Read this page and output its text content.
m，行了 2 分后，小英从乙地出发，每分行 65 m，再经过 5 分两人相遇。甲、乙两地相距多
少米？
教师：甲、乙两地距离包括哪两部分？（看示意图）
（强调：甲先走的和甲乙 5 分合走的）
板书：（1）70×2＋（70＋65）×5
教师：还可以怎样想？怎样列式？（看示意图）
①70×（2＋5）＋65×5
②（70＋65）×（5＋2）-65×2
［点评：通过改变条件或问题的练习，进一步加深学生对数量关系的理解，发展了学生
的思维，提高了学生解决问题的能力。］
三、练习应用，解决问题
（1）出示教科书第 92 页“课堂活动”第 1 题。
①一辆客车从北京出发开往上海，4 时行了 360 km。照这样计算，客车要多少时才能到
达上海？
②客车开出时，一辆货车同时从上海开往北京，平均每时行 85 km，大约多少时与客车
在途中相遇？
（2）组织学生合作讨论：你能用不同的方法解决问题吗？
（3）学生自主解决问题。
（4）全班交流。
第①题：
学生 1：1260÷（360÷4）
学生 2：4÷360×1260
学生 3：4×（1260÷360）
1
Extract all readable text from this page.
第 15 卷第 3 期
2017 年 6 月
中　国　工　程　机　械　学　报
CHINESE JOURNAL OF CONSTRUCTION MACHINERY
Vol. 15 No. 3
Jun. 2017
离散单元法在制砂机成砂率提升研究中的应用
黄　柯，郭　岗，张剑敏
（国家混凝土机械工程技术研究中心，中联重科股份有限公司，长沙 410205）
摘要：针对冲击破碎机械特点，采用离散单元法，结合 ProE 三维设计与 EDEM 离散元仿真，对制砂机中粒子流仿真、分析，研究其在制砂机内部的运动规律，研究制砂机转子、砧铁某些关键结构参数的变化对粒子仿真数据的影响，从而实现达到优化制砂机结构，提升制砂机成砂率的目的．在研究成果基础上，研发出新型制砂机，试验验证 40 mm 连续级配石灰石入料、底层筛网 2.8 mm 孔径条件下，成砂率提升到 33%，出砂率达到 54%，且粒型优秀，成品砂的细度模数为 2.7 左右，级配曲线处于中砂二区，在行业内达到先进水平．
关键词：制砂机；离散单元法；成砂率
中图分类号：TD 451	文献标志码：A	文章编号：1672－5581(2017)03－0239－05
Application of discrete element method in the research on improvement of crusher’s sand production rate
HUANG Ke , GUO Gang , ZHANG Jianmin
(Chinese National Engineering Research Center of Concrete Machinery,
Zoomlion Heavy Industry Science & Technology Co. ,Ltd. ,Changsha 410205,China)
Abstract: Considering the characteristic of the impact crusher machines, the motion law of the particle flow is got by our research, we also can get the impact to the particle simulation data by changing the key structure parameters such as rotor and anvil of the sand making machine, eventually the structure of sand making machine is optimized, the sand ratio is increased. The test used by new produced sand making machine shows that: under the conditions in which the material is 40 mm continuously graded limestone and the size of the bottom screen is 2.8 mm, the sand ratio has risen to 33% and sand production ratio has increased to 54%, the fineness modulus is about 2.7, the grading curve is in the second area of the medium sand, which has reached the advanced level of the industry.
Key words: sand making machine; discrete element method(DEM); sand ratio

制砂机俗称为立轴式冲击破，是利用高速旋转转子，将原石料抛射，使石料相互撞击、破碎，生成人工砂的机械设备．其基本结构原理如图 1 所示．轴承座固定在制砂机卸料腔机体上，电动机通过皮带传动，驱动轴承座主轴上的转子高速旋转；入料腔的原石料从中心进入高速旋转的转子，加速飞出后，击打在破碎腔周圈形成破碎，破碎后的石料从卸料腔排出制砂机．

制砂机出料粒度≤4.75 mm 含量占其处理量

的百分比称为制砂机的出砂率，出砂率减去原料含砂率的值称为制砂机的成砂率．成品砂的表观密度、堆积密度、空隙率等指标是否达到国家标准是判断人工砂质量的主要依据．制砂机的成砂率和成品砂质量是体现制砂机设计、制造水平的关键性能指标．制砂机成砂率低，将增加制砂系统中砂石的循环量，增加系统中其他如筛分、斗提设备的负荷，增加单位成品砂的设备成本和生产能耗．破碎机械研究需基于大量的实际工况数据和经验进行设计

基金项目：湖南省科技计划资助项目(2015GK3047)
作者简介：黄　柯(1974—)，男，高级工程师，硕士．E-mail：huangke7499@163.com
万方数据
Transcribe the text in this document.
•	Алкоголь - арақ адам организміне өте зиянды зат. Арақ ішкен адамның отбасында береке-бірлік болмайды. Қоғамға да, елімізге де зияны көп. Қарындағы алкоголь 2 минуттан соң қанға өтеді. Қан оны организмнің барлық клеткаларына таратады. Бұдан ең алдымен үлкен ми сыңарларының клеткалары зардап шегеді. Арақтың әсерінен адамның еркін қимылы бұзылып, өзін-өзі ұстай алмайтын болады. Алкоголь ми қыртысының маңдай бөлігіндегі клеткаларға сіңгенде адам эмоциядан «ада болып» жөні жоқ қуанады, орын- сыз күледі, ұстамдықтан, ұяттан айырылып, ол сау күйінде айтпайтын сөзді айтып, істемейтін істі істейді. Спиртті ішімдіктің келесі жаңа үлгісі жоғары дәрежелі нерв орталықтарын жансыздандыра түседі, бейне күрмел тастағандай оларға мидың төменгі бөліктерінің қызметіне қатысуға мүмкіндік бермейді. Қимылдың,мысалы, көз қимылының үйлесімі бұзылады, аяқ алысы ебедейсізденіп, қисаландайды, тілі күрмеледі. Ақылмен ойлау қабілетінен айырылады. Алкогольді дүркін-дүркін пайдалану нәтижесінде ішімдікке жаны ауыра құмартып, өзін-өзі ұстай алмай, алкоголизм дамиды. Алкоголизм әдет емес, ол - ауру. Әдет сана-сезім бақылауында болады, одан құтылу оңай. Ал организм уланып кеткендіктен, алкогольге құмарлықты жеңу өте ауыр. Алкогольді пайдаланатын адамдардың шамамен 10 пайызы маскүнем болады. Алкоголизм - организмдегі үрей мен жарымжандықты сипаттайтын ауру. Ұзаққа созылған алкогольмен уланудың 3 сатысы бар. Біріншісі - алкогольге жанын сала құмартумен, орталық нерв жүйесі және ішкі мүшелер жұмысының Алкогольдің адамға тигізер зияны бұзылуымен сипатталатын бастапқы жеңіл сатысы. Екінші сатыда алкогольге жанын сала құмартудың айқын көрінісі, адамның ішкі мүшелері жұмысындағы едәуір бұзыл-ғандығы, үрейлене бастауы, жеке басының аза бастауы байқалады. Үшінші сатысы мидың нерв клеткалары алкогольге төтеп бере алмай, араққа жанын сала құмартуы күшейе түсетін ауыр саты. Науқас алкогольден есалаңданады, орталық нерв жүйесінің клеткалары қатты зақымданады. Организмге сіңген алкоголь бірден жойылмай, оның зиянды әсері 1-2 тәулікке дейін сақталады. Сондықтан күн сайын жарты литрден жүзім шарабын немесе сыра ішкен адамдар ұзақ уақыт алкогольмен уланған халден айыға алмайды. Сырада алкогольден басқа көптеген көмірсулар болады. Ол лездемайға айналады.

■ ■ ■

Locate and copy each line in the data above that includes the word "this".

Read this page and output its text content.
Extract all readable text from this page.
Transcribe the text in this document.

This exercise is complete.